WRITTEN REQUEST →
In the data below, find every line with the string "CERES" and pull it out.

THE DATA →
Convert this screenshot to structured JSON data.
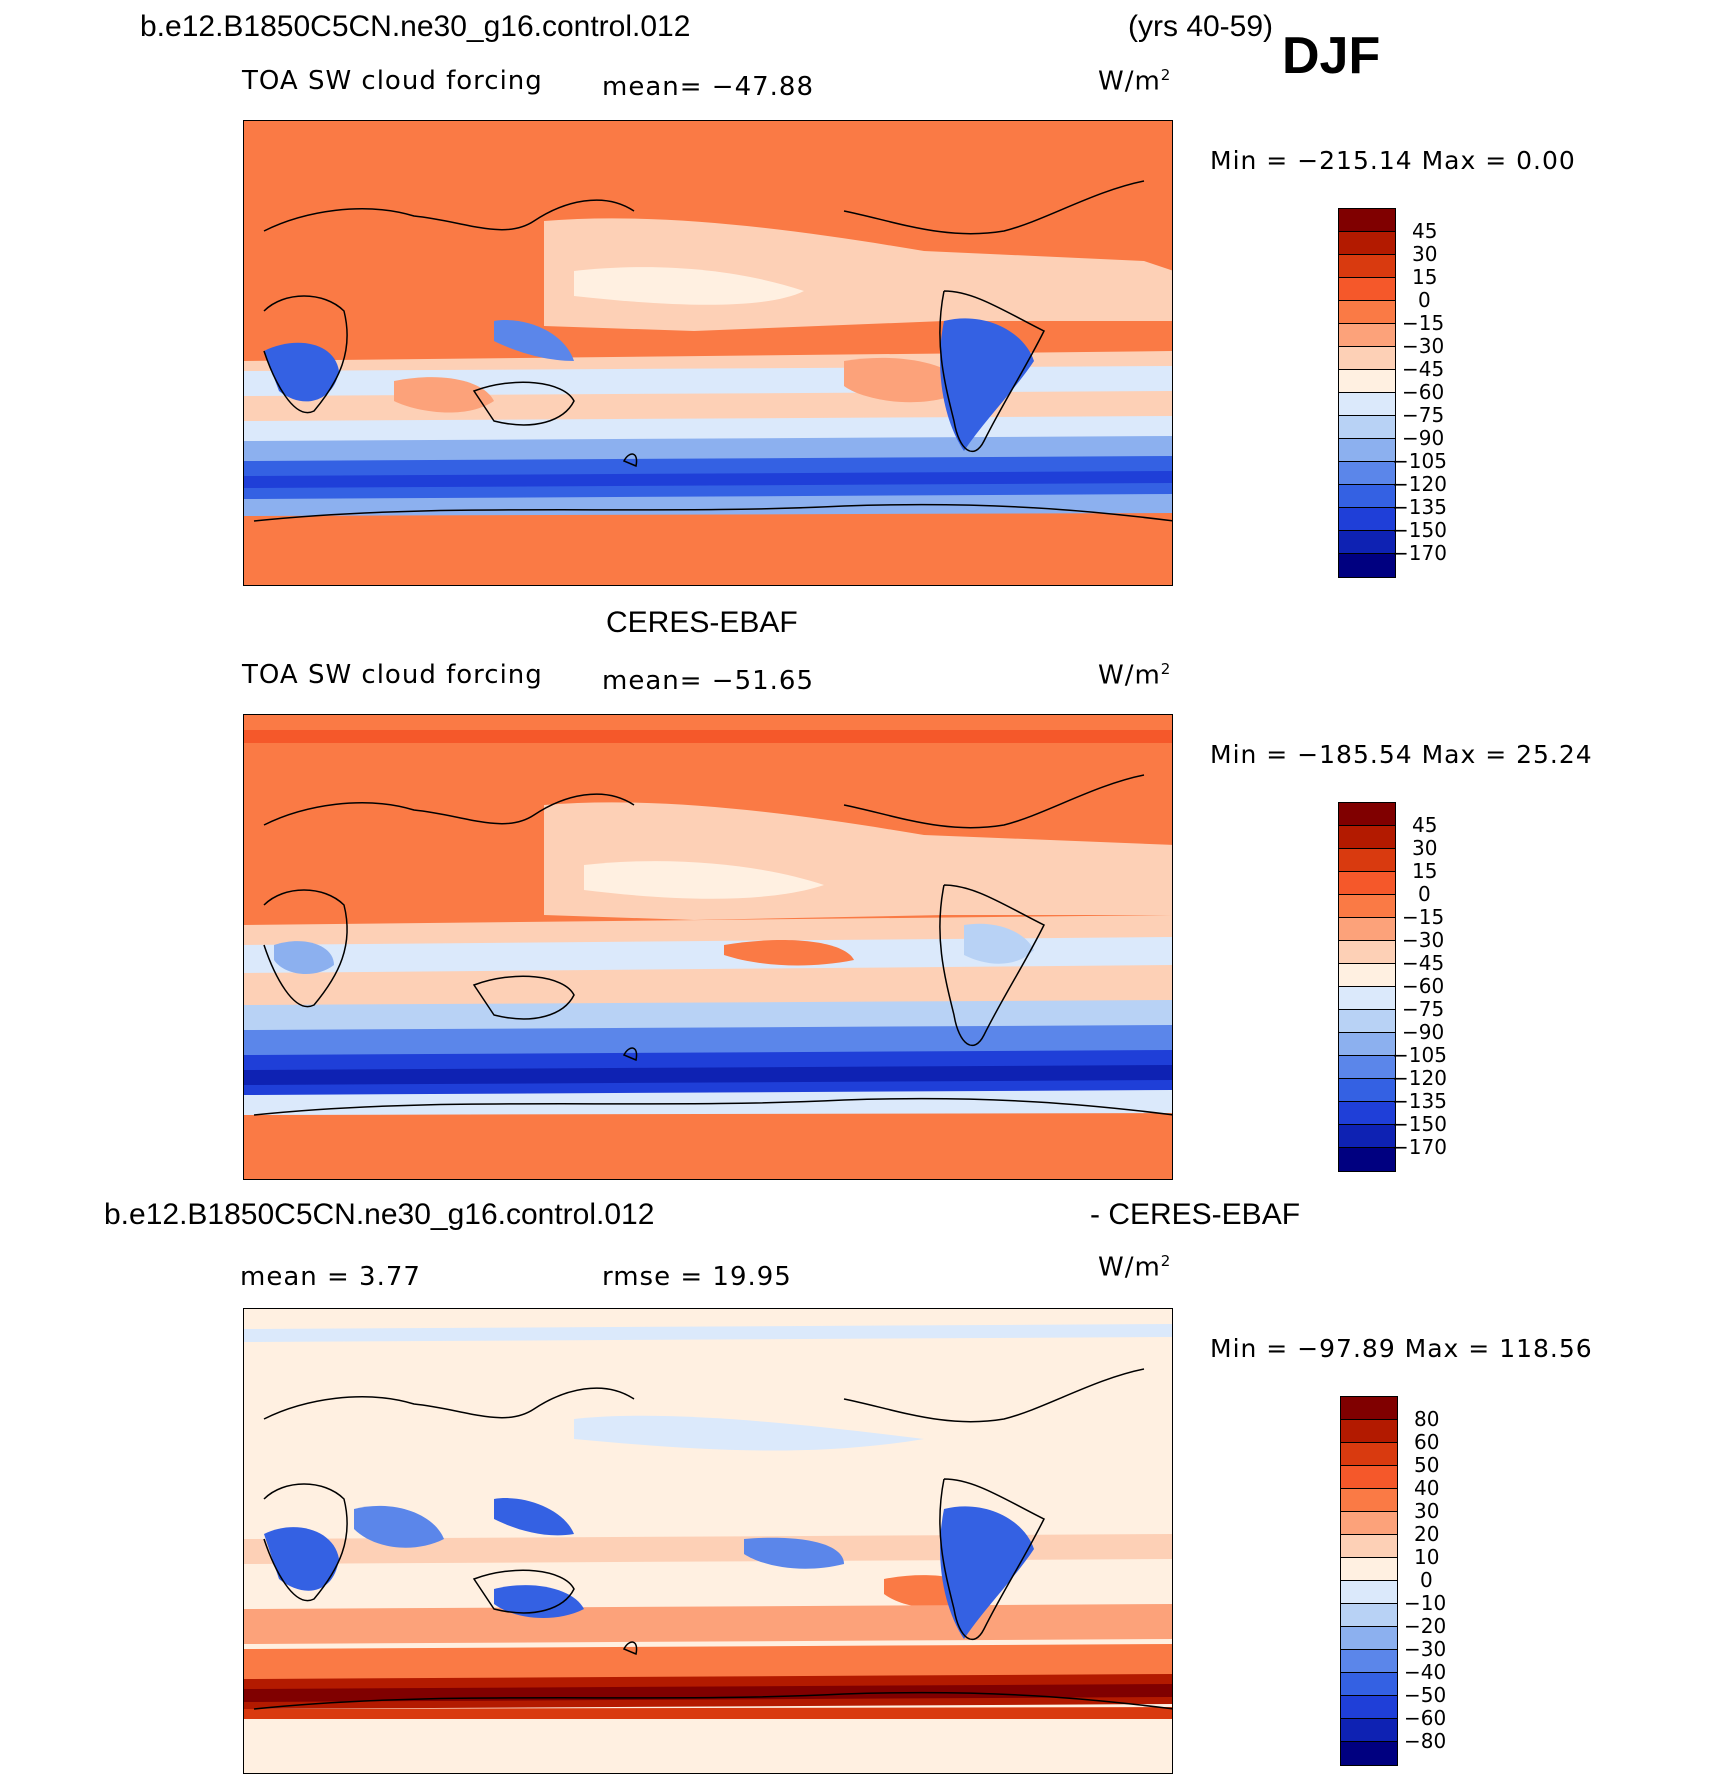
{
  "header": {
    "case": "b.e12.B1850C5CN.ne30_g16.control.012",
    "years": "(yrs 40-59)",
    "season": "DJF"
  },
  "panel1": {
    "variable": "TOA SW cloud forcing",
    "mean": "mean=  −47.88",
    "units": "W/m",
    "units_sup": "2",
    "minmax": "Min  =  −215.14  Max  =     0.00",
    "colorbar": [
      "45",
      "30",
      "15",
      "0",
      "−15",
      "−30",
      "−45",
      "−60",
      "−75",
      "−90",
      "−105",
      "−120",
      "−135",
      "−150",
      "−170"
    ]
  },
  "panel2": {
    "title": "CERES-EBAF",
    "variable": "TOA SW cloud forcing",
    "mean": "mean=  −51.65",
    "units": "W/m",
    "units_sup": "2",
    "minmax": "Min  =  −185.54  Max  =   25.24",
    "colorbar": [
      "45",
      "30",
      "15",
      "0",
      "−15",
      "−30",
      "−45",
      "−60",
      "−75",
      "−90",
      "−105",
      "−120",
      "−135",
      "−150",
      "−170"
    ]
  },
  "panel3": {
    "title_left": "b.e12.B1850C5CN.ne30_g16.control.012",
    "title_right": "- CERES-EBAF",
    "mean": "mean  =     3.77",
    "rmse": "rmse  =    19.95",
    "units": "W/m",
    "units_sup": "2",
    "minmax": "Min  =  −97.89  Max  =  118.56",
    "colorbar": [
      "80",
      "60",
      "50",
      "40",
      "30",
      "20",
      "10",
      "0",
      "−10",
      "−20",
      "−30",
      "−40",
      "−50",
      "−60",
      "−80"
    ]
  },
  "colors": {
    "scale": [
      "#800000",
      "#b31a00",
      "#d93a0f",
      "#f5582a",
      "#fa7a45",
      "#fca27a",
      "#fdd0b6",
      "#fff0e1",
      "#dbe9fb",
      "#b8d2f5",
      "#8cb0ef",
      "#5b86ea",
      "#3461e3",
      "#1f3fd8",
      "#0e22b3",
      "#000080"
    ]
  }
}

THE RESPONSE →
    "title": "CERES-EBAF",
    "title_right": "- CERES-EBAF",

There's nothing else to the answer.